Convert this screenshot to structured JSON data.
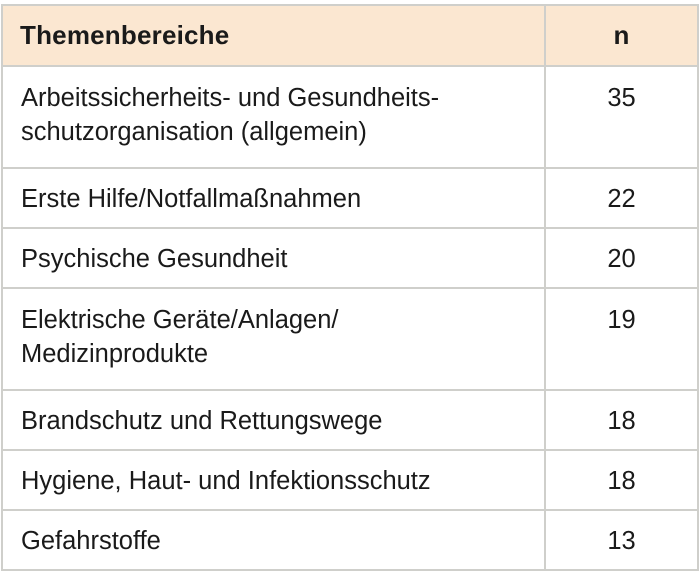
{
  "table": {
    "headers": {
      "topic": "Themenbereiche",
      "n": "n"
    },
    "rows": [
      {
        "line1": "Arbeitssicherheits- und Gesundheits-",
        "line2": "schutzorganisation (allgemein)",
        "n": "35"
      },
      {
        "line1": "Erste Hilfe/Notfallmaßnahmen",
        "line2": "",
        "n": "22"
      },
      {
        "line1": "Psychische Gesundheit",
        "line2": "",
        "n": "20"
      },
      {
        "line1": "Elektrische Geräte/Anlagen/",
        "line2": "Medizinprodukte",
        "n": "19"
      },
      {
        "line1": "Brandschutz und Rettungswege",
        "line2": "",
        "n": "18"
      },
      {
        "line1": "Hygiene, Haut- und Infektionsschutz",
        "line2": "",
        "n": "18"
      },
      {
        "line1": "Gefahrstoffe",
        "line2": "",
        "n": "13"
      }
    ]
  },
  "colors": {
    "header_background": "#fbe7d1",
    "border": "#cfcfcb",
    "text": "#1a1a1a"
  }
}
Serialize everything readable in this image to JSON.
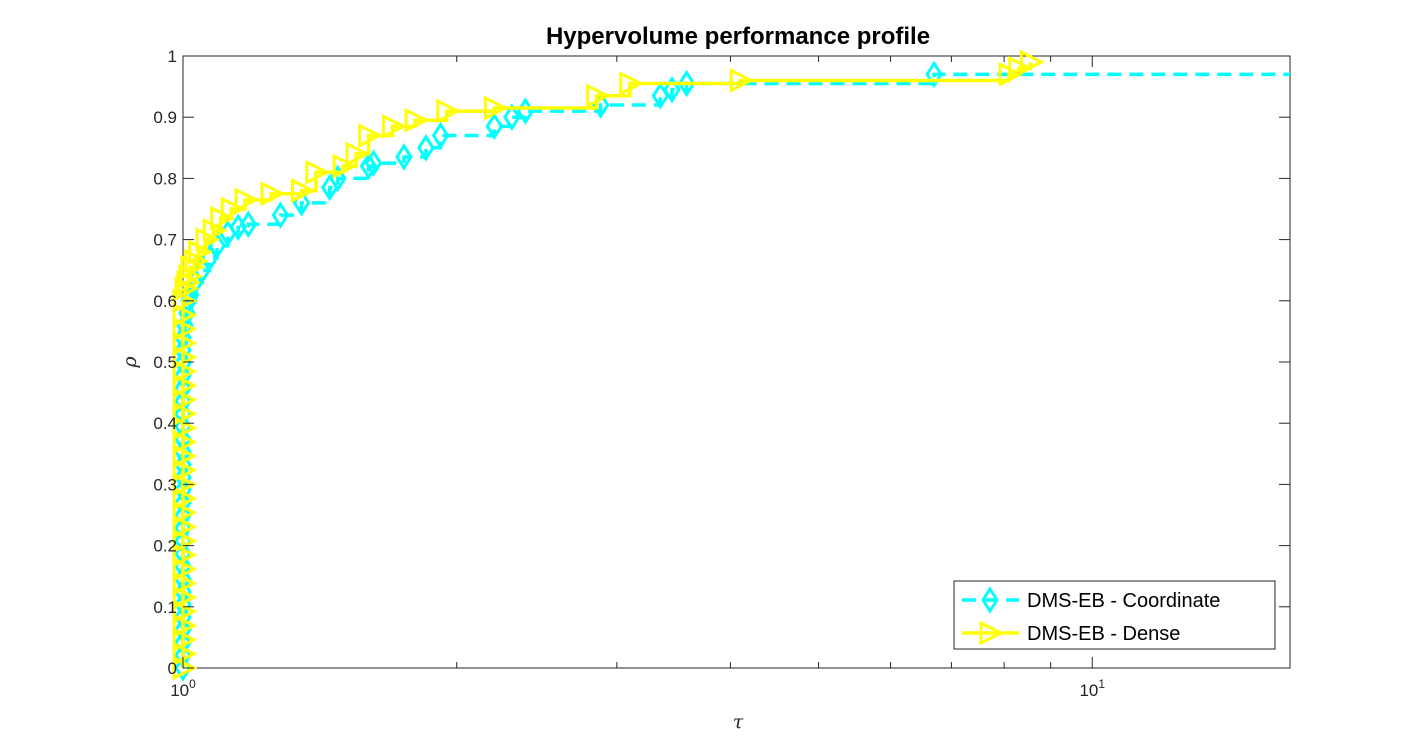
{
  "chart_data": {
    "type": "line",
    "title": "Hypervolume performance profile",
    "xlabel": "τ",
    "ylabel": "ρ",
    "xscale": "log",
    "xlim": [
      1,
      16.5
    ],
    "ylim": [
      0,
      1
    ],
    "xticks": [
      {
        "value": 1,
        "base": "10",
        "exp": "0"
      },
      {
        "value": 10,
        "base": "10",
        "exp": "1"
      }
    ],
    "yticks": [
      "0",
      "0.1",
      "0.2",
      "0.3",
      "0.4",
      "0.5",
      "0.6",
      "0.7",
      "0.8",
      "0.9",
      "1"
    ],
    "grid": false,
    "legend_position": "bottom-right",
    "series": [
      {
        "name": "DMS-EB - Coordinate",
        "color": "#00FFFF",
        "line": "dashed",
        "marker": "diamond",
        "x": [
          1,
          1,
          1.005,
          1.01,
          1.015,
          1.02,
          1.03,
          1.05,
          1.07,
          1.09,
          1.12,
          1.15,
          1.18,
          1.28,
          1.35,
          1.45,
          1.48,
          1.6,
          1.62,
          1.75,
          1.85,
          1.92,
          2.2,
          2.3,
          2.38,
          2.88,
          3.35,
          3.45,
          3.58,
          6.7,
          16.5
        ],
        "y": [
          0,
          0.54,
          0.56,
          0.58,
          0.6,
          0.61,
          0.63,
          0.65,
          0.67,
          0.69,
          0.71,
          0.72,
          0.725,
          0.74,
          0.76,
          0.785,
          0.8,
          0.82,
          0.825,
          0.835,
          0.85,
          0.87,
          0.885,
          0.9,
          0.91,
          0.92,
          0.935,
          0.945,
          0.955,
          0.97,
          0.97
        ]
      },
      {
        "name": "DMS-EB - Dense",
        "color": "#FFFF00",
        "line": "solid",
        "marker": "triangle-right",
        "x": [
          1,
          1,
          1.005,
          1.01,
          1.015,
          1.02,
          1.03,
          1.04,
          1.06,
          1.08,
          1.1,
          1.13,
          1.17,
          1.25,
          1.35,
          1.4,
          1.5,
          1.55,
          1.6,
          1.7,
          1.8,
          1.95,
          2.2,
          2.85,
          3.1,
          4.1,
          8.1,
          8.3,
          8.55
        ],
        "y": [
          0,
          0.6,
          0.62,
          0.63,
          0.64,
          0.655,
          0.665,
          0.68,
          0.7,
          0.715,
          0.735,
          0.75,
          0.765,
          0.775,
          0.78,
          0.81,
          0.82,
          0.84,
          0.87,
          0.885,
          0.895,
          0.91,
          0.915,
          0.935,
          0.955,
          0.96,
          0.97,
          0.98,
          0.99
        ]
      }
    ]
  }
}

SET PROBLEM = Copy out all lines above that include the string "name".

ANSWER TO THIS PROBLEM =
        "name": "DMS-EB - Coordinate",
        "name": "DMS-EB - Dense",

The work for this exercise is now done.